- INSTRUCTIONS FOR THE TASK -
Search the records that follow and extract every line containing the string "JSON".

- DATA LISTING -
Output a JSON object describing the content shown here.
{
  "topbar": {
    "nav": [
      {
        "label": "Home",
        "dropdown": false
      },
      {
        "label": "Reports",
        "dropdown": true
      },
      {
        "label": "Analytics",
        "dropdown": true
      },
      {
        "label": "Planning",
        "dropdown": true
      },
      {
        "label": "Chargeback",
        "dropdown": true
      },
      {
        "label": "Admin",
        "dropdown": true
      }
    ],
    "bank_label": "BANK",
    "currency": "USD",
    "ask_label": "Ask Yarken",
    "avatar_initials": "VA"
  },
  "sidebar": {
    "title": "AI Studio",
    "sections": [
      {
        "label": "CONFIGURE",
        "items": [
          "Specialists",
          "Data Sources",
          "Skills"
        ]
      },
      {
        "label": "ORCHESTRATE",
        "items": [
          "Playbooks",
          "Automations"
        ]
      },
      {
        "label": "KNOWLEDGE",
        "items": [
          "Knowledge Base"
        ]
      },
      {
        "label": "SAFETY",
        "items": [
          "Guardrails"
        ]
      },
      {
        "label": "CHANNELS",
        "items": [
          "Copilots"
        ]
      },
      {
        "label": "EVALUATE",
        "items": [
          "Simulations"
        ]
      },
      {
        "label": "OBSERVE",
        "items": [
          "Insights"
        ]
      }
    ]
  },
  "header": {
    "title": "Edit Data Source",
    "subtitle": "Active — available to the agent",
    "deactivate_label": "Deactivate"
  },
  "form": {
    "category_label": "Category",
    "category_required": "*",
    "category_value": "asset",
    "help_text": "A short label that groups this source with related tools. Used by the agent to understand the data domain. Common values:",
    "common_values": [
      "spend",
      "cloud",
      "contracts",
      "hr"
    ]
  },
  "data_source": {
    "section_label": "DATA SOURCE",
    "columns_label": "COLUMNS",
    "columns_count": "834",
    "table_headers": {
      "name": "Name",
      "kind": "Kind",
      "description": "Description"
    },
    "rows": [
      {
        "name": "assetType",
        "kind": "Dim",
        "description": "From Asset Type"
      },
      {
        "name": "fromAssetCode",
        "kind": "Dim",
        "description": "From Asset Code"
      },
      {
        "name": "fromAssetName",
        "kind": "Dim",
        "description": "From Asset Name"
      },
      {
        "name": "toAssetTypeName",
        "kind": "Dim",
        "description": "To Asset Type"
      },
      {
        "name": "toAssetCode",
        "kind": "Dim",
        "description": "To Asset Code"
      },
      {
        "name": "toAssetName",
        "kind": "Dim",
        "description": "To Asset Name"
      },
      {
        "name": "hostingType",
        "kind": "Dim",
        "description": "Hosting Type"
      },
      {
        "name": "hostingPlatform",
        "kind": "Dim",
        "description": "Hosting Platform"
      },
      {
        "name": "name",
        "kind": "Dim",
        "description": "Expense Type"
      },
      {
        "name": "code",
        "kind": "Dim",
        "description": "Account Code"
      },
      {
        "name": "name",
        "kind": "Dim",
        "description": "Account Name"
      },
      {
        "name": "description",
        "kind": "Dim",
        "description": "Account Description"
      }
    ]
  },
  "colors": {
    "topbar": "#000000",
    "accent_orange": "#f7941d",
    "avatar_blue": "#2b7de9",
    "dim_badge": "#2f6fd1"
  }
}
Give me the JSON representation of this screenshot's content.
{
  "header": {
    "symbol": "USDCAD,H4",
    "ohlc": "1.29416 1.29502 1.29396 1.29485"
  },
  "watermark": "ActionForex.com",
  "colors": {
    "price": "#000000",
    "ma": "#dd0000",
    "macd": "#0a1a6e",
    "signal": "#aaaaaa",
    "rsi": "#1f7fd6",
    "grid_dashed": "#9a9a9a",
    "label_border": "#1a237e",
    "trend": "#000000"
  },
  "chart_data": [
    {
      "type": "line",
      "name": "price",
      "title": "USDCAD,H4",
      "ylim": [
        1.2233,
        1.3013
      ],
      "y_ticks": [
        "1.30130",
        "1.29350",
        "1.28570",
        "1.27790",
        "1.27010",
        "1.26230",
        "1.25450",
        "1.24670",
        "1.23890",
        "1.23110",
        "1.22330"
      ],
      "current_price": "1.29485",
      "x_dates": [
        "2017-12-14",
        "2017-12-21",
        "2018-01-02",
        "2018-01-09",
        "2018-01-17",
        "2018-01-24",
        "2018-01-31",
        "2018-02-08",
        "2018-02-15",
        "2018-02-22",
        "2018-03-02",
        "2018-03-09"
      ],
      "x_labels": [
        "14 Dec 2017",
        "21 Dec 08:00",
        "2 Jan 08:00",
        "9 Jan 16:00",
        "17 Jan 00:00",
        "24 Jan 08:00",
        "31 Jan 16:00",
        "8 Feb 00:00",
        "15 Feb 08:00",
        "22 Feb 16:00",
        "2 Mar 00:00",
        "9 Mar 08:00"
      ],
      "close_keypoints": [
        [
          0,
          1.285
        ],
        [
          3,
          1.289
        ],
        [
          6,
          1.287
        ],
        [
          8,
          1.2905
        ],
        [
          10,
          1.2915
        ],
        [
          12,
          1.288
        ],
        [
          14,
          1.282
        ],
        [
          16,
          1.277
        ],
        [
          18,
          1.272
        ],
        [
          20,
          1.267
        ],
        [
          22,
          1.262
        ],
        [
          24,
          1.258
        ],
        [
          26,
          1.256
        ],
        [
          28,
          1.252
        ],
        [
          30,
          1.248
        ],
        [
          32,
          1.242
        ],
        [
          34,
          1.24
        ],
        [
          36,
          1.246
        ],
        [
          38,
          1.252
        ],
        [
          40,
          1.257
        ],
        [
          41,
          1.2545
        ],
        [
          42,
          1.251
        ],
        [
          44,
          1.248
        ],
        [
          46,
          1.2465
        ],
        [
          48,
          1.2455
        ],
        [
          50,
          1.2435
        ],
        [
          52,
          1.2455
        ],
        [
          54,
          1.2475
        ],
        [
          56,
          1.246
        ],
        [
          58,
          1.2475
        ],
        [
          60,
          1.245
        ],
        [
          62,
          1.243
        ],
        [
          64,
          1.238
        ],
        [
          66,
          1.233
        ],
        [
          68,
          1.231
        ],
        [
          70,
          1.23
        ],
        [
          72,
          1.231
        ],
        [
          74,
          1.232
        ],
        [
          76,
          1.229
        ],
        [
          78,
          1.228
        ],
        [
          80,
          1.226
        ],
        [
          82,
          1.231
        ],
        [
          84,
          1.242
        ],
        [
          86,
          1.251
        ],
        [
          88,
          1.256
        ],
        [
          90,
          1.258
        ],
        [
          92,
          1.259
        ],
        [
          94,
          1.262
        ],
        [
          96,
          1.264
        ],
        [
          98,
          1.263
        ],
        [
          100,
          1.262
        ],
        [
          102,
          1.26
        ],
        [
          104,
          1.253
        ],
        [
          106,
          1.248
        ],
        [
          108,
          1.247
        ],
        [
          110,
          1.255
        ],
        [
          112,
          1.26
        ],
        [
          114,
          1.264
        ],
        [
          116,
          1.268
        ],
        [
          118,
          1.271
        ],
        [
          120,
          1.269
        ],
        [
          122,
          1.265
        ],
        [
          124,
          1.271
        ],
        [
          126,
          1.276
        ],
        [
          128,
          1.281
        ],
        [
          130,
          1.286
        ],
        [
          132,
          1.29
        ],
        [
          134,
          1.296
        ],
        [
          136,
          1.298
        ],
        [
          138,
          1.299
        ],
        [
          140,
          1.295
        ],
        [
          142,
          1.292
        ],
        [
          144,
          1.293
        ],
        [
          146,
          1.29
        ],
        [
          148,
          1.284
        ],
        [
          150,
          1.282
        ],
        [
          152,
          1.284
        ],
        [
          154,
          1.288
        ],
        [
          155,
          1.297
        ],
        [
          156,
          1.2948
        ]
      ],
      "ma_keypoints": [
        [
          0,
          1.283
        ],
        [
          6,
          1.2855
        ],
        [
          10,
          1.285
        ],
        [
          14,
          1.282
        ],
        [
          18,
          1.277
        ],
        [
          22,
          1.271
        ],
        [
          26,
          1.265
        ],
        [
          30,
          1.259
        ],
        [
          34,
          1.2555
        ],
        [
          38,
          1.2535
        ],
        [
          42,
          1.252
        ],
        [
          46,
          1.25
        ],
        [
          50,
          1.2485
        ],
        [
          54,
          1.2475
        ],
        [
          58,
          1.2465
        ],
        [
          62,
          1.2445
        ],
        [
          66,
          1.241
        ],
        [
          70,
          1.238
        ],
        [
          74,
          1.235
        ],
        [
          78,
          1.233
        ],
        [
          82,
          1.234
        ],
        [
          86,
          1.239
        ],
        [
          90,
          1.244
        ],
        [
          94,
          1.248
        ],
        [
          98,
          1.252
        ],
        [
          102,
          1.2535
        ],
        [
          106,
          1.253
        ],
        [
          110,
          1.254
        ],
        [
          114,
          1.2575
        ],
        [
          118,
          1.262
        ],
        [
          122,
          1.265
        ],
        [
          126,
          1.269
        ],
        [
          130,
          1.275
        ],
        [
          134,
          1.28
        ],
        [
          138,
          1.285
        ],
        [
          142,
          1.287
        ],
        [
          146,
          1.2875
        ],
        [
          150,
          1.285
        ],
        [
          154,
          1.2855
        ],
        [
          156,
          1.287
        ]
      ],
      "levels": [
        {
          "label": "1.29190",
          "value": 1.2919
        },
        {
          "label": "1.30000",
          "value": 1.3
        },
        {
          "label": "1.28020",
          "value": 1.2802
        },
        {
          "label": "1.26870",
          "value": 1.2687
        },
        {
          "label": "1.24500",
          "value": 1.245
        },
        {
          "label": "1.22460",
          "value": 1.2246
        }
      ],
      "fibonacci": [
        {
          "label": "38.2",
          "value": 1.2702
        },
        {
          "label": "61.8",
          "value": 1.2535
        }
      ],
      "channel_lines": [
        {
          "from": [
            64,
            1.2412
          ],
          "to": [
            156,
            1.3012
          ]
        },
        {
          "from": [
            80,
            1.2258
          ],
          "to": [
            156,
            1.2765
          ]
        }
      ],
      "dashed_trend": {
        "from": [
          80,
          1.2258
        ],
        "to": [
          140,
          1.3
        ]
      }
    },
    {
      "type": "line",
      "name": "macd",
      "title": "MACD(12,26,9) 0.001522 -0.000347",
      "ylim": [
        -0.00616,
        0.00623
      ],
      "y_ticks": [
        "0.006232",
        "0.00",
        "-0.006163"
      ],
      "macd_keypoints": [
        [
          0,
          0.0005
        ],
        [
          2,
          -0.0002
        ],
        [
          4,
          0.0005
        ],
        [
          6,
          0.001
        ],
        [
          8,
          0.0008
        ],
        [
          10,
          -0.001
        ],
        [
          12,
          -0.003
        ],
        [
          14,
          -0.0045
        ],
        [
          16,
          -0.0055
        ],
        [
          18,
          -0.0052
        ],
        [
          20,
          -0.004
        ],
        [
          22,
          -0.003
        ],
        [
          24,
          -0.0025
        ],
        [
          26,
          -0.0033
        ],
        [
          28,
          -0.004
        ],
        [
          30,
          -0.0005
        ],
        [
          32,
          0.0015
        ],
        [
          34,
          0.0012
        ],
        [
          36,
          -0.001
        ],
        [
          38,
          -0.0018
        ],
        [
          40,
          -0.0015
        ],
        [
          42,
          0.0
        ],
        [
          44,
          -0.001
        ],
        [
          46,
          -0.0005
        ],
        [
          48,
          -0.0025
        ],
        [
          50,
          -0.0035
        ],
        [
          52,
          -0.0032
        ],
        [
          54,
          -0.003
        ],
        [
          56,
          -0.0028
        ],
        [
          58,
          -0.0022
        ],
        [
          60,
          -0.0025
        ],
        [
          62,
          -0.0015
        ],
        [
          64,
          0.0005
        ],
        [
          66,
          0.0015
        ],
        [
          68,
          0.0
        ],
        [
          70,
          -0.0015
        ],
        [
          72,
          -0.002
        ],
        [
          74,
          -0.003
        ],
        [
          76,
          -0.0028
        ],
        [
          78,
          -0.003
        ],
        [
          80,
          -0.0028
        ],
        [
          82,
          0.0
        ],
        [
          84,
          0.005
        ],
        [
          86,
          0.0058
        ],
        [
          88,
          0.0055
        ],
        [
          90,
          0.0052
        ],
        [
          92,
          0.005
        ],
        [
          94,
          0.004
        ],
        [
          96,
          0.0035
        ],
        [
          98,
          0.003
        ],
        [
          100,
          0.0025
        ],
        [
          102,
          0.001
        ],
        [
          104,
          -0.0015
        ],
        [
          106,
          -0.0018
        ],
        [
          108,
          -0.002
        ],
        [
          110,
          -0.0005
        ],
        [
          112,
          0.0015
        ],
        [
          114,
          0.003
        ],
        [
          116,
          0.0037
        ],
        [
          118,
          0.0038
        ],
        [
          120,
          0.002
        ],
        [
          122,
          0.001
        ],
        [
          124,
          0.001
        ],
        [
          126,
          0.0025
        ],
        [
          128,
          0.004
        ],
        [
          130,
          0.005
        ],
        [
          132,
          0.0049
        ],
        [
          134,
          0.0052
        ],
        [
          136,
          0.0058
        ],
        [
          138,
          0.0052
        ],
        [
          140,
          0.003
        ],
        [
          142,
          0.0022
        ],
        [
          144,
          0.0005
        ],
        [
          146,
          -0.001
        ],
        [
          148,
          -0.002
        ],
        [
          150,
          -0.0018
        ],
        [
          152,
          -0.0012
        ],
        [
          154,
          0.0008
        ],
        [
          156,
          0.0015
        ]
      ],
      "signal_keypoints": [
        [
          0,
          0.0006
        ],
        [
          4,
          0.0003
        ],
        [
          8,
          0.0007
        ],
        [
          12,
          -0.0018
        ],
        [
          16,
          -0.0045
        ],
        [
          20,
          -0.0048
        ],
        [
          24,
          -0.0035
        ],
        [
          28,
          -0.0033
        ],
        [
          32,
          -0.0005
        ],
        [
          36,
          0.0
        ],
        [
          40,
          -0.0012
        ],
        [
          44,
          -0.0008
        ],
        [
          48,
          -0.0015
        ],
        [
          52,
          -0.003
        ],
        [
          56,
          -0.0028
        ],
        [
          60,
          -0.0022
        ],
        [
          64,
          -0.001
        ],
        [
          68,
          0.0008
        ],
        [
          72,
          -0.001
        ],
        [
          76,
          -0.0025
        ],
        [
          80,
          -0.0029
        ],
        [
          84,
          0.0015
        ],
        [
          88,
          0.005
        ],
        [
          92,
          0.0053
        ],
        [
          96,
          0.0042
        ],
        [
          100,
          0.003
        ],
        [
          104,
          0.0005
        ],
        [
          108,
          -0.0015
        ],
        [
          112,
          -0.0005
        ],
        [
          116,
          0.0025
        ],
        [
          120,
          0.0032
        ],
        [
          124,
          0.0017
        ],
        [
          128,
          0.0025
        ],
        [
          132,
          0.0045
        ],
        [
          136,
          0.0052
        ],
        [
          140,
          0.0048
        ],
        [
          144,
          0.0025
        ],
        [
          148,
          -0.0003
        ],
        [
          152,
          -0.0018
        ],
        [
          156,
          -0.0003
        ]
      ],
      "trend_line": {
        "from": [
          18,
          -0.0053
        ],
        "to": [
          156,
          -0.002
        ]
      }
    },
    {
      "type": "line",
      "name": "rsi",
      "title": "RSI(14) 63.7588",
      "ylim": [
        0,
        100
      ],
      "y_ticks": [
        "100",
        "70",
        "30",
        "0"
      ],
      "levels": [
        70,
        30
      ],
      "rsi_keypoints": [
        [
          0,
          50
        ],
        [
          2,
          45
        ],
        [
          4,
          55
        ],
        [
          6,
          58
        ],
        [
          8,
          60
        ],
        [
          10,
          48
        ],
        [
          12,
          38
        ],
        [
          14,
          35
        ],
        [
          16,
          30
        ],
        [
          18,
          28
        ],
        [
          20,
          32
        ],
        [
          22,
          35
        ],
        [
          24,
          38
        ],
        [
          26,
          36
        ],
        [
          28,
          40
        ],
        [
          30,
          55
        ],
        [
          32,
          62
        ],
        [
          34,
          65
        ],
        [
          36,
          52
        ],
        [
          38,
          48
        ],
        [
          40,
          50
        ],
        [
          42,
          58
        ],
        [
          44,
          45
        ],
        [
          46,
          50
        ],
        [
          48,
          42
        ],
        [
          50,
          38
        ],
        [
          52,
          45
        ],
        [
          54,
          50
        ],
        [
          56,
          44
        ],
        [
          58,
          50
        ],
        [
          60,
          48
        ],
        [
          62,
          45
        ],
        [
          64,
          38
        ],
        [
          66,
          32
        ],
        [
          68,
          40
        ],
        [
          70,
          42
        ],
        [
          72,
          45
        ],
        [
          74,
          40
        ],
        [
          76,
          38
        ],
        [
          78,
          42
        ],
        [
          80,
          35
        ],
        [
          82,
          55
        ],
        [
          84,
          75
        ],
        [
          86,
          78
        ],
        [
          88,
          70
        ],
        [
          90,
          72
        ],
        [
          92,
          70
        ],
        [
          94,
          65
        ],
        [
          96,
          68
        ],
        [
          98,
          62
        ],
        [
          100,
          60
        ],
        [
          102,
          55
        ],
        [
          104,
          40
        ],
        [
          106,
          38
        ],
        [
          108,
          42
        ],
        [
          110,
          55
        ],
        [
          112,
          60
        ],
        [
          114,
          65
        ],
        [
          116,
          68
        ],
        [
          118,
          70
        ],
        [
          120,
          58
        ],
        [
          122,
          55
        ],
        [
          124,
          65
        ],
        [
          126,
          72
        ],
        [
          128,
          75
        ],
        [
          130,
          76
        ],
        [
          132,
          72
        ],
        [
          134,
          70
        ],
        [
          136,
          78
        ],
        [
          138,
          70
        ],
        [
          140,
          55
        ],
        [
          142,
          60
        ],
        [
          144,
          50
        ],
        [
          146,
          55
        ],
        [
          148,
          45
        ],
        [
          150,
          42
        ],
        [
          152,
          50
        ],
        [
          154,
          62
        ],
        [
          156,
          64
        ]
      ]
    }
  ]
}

- THE RESPONSE -
Output a JSON object describing the content shown here.
Give me the JSON representation of this screenshot's content.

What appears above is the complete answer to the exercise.